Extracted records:
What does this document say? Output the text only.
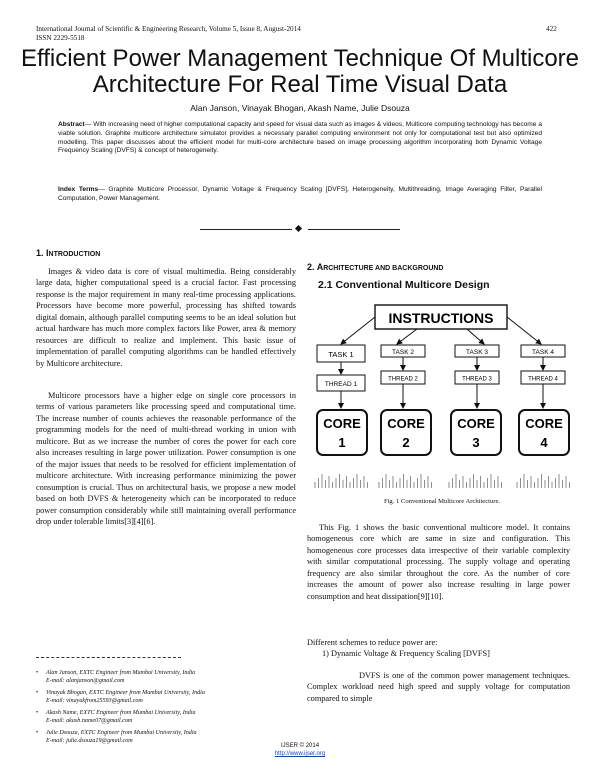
International Journal of Scientific & Engineering Research, Volume 5, Issue 8, August-2014
ISSN 2229-5518
422
Efficient Power Management Technique Of Multicore Architecture For Real Time Visual Data
Alan Janson, Vinayak Bhogan, Akash Name, Julie Dsouza
Abstract— With increasing need of higher computational capacity and speed for visual data such as images & videos, Multicore computing technology has become a viable solution. Graphite multicore architecture simulator provides a necessary parallel computing environment not only for computational test but also optimized modelling. This paper discusses about the efficient model for multi-core architecture based on image processing algorithm incorporating both Dynamic Voltage Frequency Scaling (DVFS) & concept of heterogeneity.
Index Terms— Graphite Multicore Processor, Dynamic Voltage & Frequency Scaling [DVFS], Heterogeneity, Multithreading, Image Averaging Filter, Parallel Computation, Power Management.
1. INTRODUCTION
Images & video data is core of visual multimedia. Being considerably large data, higher computational speed is a crucial factor. Fast processing response is the major requirement in many real-time processing applications. Processors have become more powerful, processing has shifted towards digital domain, although parallel computing seems to be an ideal solution but actual hardware has much more complex factors like Power, area & memory resources are difficult to realize and implement. This basic issue of implementation of parallel computing algorithms can be handled effectively by Multicore architecture.
Multicore processors have a higher edge on single core processors in terms of various parameters like processing speed and computational time. The increase number of counts achieves the reasonable performance of the programming models for the need of multi-thread working in union with multicore. But as we increase the number of cores the power for each core also increases resulting in large power utilization. Power consumption is one of the major issues that needs to be resolved for efficient implementation of multicore architecture. With increasing performance minimizing the power consumption is crucial. Thus on architectural basis, we propose a new model based on both DVFS & heterogeneity which can be incorporated to reduce power consumption considerably while still maintaining overall performance drop under tolerable limits[3][4][6].
• Alan Janson, EXTC Engineer from Mumbai University, India
E-mail: alanjanson@gmail.com
• Vinayak Bhogan, EXTC Engineer from Mumbai University, India
E-mail: vinayakfrom25593@gmail.com
• Akash Name, EXTC Engineer from Mumbai University, India
E-mail: akash.name07@gmail.com
• Julie Dsouza, EXTC Engineer from Mumbai University, India
E-mail: julie.dsouza19@gmail.com
2. ARCHITECTURE AND BACKGROUND
2.1 Conventional Multicore Design
INSTRUCTIONS
TASK 1	TASK 2	TASK 3	TASK 4
THREAD 1
THREAD 2	THREAD 3	THREAD 4
CORE
1
CORE
2
CORE
3
CORE
4
Fig. 1 Conventional Multicore Architecture.
This Fig. 1 shows the basic conventional multicore model. It contains homogeneous core which are same in size and configuration. This homogeneous core processes data irrespective of their variable complexity with similar computational processing. The supply voltage and operating frequency are also similar throughout the core. As the number of core increases the amount of power also increase resulting in large power consumption and heat dissipation[9][10].
Different schemes to reduce power are:
1) Dynamic Voltage & Frequency Scaling [DVFS]
DVFS is one of the common power management techniques. Complex workload need high speed and supply voltage for computation compared to simple
IJSER © 2014
http://www.ijser.org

Task requirements:
All lines that include "Dynamic" are to be gathered and copied.

Response:
Abstract— With increasing need of higher computational capacity and speed for visual data such as images & videos, Multicore computing technology has become a viable solution. Graphite multicore architecture simulator provides a necessary parallel computing environment not only for computational test but also optimized modelling. This paper discusses about the efficient model for multi-core architecture based on image processing algorithm incorporating both Dynamic Voltage Frequency Scaling (DVFS) & concept of heterogeneity.
Index Terms— Graphite Multicore Processor, Dynamic Voltage & Frequency Scaling [DVFS], Heterogeneity, Multithreading, Image Averaging Filter, Parallel Computation, Power Management.
1) Dynamic Voltage & Frequency Scaling [DVFS]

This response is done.